**Task description:** Count how many lines include "Bible" and answer with that number only.
** start of Dataset extract **
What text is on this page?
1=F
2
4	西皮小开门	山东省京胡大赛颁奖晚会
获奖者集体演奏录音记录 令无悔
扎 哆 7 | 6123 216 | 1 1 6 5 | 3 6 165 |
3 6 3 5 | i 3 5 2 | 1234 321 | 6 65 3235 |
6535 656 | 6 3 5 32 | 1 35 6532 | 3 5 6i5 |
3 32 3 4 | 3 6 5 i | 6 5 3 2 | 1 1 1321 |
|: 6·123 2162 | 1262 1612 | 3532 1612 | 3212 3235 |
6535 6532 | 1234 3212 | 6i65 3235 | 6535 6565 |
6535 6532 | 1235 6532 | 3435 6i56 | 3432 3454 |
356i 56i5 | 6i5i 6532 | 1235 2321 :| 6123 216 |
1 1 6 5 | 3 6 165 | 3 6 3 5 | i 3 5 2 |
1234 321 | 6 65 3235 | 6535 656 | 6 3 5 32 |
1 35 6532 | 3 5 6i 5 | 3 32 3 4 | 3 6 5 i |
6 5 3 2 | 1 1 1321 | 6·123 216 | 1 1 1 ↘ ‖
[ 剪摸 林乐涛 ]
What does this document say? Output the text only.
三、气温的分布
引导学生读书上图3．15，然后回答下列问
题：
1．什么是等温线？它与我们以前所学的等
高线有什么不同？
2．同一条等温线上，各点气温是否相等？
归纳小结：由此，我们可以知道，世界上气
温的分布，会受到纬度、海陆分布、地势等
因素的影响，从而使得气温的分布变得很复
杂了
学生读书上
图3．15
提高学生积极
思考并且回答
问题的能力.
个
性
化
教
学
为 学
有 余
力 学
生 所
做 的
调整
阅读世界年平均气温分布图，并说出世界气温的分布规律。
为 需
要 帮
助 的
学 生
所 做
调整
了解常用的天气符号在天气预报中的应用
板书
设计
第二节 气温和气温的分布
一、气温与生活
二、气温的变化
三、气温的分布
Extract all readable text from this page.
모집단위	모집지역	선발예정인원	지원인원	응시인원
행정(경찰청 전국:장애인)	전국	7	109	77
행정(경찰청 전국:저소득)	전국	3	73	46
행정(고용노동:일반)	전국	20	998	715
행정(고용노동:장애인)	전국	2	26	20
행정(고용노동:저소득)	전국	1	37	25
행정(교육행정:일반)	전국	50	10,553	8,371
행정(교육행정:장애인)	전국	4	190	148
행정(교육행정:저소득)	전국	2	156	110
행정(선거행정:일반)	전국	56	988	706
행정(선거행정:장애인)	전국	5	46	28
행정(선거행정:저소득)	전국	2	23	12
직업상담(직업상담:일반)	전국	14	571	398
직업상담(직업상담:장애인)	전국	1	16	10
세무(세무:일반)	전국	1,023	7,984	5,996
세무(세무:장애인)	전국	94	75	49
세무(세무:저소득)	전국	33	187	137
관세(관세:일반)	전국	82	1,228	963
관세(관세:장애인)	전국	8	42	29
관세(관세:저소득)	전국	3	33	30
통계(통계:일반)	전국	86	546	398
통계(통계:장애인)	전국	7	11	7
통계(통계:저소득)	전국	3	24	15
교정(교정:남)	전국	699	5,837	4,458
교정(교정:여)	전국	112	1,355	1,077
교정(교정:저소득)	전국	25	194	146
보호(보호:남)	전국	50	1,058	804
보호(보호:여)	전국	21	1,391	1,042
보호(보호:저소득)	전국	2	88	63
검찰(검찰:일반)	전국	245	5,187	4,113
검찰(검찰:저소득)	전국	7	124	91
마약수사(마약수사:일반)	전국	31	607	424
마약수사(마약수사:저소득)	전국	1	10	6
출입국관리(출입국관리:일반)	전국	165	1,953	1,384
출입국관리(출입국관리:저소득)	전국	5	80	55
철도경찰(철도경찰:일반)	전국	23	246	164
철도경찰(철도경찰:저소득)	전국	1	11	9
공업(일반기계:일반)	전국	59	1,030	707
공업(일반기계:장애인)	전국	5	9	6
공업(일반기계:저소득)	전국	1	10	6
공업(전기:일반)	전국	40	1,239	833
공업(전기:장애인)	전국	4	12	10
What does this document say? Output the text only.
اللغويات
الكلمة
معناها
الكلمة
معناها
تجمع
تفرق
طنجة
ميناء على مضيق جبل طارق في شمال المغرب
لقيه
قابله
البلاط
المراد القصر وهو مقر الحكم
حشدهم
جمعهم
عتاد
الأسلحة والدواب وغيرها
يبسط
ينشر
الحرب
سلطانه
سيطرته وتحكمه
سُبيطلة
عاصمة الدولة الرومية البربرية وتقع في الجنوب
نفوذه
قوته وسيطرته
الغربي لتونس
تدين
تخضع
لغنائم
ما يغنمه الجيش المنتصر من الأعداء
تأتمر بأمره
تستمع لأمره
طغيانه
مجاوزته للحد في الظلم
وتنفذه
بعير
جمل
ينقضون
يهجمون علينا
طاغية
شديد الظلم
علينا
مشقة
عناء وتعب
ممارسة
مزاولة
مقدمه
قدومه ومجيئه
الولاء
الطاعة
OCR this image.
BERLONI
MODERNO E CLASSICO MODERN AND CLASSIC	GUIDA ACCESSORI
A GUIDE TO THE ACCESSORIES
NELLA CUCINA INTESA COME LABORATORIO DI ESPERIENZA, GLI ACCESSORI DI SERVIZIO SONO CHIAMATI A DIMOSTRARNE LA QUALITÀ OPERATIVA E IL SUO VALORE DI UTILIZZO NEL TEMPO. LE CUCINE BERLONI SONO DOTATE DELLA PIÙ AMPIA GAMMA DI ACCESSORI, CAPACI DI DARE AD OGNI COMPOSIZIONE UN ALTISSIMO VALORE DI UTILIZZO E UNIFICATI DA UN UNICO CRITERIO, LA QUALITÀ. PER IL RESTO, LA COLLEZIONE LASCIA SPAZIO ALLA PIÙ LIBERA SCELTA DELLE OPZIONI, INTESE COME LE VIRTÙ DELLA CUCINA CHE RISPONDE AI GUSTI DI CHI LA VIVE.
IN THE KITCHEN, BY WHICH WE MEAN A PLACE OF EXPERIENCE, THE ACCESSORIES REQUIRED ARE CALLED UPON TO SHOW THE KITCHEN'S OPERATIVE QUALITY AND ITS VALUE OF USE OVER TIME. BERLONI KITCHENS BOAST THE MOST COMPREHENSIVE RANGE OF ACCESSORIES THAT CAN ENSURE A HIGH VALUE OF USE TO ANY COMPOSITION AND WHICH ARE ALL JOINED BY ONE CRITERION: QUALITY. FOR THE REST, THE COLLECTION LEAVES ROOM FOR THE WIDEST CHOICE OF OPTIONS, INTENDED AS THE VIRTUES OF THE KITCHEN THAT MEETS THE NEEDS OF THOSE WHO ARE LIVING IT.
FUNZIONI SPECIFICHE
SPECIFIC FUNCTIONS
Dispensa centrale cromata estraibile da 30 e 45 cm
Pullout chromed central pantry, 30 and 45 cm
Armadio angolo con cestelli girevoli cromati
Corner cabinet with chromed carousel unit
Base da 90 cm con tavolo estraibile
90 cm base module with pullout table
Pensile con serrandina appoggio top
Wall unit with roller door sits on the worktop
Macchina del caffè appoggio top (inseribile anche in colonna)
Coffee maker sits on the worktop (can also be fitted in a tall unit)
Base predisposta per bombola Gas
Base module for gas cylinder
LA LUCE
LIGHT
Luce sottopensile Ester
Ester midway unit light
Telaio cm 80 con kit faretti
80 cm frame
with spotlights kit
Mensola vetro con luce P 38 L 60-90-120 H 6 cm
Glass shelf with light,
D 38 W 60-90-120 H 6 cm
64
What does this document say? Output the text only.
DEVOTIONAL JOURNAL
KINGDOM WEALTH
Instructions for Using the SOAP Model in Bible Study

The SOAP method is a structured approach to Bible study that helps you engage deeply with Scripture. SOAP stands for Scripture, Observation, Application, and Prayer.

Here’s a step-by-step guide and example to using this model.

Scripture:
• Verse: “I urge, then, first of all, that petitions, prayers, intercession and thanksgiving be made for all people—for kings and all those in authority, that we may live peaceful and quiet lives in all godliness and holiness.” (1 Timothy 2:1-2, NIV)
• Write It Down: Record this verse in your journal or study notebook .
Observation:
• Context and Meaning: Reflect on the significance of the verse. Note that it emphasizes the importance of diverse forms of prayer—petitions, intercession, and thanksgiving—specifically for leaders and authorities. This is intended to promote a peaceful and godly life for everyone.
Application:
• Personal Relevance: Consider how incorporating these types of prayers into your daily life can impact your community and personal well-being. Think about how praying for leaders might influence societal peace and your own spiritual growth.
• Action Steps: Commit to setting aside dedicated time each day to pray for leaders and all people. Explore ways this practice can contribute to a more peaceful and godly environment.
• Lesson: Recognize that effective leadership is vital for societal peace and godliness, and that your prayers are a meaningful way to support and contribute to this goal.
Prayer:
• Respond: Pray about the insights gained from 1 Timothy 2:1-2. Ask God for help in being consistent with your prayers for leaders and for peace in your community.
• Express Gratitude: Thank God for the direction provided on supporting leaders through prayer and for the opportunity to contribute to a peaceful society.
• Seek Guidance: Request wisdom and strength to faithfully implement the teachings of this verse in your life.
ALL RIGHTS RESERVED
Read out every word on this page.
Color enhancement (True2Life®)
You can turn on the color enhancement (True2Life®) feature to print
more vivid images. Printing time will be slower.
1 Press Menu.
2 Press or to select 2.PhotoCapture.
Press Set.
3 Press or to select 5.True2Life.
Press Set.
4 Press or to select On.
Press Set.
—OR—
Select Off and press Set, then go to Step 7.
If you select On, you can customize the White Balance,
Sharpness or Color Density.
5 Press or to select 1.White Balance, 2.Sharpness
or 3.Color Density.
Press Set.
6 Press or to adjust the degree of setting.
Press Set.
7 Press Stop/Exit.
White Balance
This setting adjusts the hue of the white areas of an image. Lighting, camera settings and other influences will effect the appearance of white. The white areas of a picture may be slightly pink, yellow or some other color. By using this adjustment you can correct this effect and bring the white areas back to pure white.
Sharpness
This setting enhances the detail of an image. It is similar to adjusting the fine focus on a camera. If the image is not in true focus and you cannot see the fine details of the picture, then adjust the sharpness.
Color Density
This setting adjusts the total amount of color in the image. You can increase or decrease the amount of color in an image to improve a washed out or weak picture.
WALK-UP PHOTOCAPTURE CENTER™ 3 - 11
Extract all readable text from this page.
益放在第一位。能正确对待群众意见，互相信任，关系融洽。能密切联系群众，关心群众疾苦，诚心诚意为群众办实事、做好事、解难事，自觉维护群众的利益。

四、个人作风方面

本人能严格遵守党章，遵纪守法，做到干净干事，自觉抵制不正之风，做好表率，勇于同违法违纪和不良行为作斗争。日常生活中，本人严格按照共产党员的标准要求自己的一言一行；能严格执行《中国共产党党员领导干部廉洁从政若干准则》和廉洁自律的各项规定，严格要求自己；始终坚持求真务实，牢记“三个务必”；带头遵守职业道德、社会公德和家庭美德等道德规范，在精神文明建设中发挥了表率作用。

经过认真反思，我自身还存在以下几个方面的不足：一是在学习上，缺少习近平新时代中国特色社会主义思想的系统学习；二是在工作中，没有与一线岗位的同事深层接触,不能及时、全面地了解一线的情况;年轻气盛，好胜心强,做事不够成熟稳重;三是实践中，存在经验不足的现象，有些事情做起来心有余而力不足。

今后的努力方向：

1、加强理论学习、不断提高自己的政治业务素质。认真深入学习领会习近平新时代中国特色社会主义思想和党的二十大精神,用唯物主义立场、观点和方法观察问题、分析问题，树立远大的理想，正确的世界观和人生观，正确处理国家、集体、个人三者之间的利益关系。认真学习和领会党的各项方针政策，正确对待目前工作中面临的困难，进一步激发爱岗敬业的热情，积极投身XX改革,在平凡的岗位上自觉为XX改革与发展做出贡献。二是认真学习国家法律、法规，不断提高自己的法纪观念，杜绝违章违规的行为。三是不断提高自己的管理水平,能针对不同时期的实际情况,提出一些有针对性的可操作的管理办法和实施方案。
** end of Dataset extract **
**Finished exercise:** 2